→ Requirement
The lines to extract start at the one containing "Output the text content of this document." and end with the last line; give them exactly and nothing more.

→ Recorded data
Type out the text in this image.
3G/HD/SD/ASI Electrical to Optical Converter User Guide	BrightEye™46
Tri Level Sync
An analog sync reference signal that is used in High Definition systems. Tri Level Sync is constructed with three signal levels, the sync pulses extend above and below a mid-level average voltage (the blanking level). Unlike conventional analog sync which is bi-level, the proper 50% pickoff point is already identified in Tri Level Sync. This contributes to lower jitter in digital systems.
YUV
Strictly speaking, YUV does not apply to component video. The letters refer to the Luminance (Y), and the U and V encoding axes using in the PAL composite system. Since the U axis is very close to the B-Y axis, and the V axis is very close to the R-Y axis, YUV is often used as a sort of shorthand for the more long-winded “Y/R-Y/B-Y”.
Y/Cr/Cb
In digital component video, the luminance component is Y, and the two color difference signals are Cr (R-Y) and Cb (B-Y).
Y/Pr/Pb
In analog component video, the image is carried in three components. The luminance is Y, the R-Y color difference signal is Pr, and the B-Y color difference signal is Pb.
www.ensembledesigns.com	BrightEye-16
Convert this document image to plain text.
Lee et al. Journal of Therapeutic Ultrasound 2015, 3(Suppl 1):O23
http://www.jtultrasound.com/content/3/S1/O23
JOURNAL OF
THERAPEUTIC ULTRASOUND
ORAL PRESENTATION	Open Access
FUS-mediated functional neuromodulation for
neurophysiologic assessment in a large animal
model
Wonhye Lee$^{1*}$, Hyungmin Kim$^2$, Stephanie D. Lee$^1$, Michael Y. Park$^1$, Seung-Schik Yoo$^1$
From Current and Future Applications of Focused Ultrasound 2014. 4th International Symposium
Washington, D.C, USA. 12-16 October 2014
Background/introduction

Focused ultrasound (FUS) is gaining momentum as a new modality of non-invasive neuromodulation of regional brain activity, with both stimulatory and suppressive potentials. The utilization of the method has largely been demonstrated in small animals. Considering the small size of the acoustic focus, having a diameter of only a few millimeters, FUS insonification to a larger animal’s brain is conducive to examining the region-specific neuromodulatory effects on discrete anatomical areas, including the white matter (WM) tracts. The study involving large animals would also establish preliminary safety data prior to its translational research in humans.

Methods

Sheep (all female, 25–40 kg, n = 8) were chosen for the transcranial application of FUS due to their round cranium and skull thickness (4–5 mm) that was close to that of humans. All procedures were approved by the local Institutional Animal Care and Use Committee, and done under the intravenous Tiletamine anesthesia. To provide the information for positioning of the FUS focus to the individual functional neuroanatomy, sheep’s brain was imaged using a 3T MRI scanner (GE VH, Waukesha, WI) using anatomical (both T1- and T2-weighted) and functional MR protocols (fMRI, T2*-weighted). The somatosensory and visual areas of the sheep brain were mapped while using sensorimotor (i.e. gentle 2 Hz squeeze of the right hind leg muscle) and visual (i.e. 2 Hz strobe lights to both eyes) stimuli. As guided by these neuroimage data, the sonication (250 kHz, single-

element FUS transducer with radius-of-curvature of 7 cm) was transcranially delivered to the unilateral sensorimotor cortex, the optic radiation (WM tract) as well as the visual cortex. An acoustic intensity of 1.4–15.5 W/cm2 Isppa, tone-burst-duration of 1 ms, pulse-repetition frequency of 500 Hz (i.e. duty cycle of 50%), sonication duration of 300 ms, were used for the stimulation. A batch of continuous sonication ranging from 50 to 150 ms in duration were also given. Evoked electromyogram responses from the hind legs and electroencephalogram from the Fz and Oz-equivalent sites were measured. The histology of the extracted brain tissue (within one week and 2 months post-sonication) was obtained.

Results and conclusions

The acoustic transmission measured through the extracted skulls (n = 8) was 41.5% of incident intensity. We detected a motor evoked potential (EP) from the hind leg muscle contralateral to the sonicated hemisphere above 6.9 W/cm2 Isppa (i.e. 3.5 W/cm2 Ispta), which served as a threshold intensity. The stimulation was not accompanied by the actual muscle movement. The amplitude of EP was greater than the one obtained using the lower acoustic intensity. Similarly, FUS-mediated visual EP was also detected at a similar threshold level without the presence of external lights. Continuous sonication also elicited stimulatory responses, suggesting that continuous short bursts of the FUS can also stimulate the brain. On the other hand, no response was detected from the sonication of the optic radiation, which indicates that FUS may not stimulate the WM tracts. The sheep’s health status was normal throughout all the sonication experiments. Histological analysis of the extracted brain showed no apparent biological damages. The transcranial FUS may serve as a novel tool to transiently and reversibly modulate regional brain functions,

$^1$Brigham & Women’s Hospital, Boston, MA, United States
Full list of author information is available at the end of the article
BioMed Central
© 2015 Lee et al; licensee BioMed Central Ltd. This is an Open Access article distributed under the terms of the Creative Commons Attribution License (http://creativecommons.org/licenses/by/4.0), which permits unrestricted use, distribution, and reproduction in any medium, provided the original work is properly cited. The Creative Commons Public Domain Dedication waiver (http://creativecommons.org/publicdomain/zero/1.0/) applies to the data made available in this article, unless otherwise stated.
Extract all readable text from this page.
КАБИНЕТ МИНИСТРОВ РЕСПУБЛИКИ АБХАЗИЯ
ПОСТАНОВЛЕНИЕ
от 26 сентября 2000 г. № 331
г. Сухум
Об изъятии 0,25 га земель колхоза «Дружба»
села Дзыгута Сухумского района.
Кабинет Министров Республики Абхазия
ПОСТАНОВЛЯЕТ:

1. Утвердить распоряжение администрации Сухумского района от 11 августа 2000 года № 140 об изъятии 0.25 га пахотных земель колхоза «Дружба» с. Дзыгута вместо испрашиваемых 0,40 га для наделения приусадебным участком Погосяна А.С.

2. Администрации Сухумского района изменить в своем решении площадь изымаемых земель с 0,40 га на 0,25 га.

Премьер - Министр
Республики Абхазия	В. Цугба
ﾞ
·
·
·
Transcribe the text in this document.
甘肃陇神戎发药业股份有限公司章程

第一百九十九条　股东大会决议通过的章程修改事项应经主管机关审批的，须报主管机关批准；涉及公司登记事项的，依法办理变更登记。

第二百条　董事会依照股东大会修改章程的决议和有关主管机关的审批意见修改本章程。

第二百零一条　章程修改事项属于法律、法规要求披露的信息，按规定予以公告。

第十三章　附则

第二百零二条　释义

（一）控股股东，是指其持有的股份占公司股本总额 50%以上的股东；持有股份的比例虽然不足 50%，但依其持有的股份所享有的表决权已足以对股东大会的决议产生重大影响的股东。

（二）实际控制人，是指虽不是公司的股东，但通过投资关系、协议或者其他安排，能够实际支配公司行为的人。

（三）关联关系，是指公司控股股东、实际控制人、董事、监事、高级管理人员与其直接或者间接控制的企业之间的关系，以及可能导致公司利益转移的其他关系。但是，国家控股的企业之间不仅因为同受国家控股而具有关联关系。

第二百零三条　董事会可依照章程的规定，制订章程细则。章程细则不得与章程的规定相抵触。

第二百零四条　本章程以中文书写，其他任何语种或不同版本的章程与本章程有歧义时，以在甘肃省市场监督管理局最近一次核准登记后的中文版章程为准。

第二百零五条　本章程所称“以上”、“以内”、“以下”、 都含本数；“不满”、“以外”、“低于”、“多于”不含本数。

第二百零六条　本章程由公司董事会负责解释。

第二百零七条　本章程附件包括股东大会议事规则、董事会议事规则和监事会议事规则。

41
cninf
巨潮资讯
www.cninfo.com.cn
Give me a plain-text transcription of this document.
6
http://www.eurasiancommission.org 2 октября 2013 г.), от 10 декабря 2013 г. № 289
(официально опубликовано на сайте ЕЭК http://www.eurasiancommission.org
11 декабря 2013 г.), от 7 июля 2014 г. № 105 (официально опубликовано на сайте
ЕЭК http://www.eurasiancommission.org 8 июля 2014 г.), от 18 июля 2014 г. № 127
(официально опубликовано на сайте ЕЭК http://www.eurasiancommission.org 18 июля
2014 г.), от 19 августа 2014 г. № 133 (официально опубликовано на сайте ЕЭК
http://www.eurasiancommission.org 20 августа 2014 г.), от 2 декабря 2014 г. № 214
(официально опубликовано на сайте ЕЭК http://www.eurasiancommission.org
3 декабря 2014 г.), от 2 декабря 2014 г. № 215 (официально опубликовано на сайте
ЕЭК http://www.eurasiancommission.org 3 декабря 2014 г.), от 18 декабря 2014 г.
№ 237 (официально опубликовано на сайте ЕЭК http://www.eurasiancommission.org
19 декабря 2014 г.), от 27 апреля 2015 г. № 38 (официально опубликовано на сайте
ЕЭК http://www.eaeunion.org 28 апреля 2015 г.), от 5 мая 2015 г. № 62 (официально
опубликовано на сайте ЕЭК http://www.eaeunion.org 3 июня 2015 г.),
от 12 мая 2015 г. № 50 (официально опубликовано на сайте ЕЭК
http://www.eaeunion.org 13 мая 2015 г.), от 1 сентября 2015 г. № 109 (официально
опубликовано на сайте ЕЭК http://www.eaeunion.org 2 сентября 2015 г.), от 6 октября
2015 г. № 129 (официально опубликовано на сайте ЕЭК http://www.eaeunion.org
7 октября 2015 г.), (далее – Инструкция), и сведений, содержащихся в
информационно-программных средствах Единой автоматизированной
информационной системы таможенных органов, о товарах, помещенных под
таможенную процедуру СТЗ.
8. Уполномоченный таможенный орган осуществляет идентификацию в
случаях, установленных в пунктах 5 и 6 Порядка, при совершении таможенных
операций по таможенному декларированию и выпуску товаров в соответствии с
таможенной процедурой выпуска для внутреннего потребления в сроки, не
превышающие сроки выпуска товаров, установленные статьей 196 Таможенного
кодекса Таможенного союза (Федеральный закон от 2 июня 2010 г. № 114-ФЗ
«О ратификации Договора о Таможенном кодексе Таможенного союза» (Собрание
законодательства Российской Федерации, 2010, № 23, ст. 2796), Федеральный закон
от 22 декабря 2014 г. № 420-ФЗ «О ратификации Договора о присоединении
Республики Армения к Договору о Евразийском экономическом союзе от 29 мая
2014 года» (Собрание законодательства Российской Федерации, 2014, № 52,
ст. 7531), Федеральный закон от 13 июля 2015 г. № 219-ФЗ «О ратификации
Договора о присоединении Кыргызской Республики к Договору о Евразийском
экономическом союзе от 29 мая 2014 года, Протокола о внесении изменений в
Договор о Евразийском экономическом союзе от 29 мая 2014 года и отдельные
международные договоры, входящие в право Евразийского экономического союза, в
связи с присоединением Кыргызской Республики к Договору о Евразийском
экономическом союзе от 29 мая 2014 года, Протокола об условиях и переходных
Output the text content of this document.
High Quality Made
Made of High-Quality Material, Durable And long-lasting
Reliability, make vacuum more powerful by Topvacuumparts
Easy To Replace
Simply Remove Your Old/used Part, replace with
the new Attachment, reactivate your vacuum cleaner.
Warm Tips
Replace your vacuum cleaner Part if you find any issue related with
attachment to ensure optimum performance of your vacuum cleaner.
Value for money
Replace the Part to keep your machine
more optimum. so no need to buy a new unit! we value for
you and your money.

→ Task solution
Output the text content of this document.
High Quality Made
Made of High-Quality Material, Durable And long-lasting
Reliability, make vacuum more powerful by Topvacuumparts
Easy To Replace
Simply Remove Your Old/used Part, replace with
the new Attachment, reactivate your vacuum cleaner.
Warm Tips
Replace your vacuum cleaner Part if you find any issue related with
attachment to ensure optimum performance of your vacuum cleaner.
Value for money
Replace the Part to keep your machine
more optimum. so no need to buy a new unit! we value for
you and your money.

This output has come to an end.